### Job
Extract the full set of records that follows, word for word.

### Data
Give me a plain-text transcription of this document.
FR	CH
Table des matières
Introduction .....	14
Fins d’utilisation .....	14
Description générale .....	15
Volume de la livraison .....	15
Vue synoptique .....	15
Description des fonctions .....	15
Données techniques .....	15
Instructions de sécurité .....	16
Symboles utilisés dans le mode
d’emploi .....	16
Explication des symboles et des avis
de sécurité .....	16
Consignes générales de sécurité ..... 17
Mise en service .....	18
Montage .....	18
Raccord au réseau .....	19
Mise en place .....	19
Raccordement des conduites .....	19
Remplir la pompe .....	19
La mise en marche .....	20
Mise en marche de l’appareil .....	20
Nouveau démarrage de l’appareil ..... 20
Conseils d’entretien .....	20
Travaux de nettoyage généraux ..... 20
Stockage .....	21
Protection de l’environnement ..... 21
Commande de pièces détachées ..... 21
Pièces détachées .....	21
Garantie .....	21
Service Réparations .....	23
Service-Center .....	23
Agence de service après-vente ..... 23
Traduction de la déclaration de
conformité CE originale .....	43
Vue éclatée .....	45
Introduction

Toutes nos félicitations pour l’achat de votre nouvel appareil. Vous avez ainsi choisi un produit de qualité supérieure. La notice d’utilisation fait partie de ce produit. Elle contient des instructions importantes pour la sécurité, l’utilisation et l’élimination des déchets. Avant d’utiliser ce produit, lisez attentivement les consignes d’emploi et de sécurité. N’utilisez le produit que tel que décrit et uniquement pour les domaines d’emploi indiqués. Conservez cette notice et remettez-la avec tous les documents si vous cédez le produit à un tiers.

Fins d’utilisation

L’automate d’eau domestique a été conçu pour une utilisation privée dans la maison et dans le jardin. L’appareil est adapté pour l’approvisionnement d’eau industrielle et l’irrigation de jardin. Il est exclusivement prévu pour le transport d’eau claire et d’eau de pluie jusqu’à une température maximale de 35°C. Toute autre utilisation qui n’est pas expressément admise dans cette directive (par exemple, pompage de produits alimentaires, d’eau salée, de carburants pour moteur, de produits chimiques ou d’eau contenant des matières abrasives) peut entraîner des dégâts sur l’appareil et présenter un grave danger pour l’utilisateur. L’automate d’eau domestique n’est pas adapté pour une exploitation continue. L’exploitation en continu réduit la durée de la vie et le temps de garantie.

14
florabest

### Answer to this task
Give me a plain-text transcription of this document.
FR	CH
Table des matières
Introduction .....	14
Fins d’utilisation .....	14
Description générale .....	15
Volume de la livraison .....	15
Vue synoptique .....	15
Description des fonctions .....	15
Données techniques .....	15
Instructions de sécurité .....	16
Symboles utilisés dans le mode
d’emploi .....	16
Explication des symboles et des avis
de sécurité .....	16
Consignes générales de sécurité ..... 17
Mise en service .....	18
Montage .....	18
Raccord au réseau .....	19
Mise en place .....	19
Raccordement des conduites .....	19
Remplir la pompe .....	19
La mise en marche .....	20
Mise en marche de l’appareil .....	20
Nouveau démarrage de l’appareil ..... 20
Conseils d’entretien .....	20
Travaux de nettoyage généraux ..... 20
Stockage .....	21
Protection de l’environnement ..... 21
Commande de pièces détachées ..... 21
Pièces détachées .....	21
Garantie .....	21
Service Réparations .....	23
Service-Center .....	23
Agence de service après-vente ..... 23
Traduction de la déclaration de
conformité CE originale .....	43
Vue éclatée .....	45
Introduction

Toutes nos félicitations pour l’achat de votre nouvel appareil. Vous avez ainsi choisi un produit de qualité supérieure. La notice d’utilisation fait partie de ce produit. Elle contient des instructions importantes pour la sécurité, l’utilisation et l’élimination des déchets. Avant d’utiliser ce produit, lisez attentivement les consignes d’emploi et de sécurité. N’utilisez le produit que tel que décrit et uniquement pour les domaines d’emploi indiqués. Conservez cette notice et remettez-la avec tous les documents si vous cédez le produit à un tiers.

Fins d’utilisation

L’automate d’eau domestique a été conçu pour une utilisation privée dans la maison et dans le jardin. L’appareil est adapté pour l’approvisionnement d’eau industrielle et l’irrigation de jardin. Il est exclusivement prévu pour le transport d’eau claire et d’eau de pluie jusqu’à une température maximale de 35°C. Toute autre utilisation qui n’est pas expressément admise dans cette directive (par exemple, pompage de produits alimentaires, d’eau salée, de carburants pour moteur, de produits chimiques ou d’eau contenant des matières abrasives) peut entraîner des dégâts sur l’appareil et présenter un grave danger pour l’utilisateur. L’automate d’eau domestique n’est pas adapté pour une exploitation continue. L’exploitation en continu réduit la durée de la vie et le temps de garantie.

14
florabest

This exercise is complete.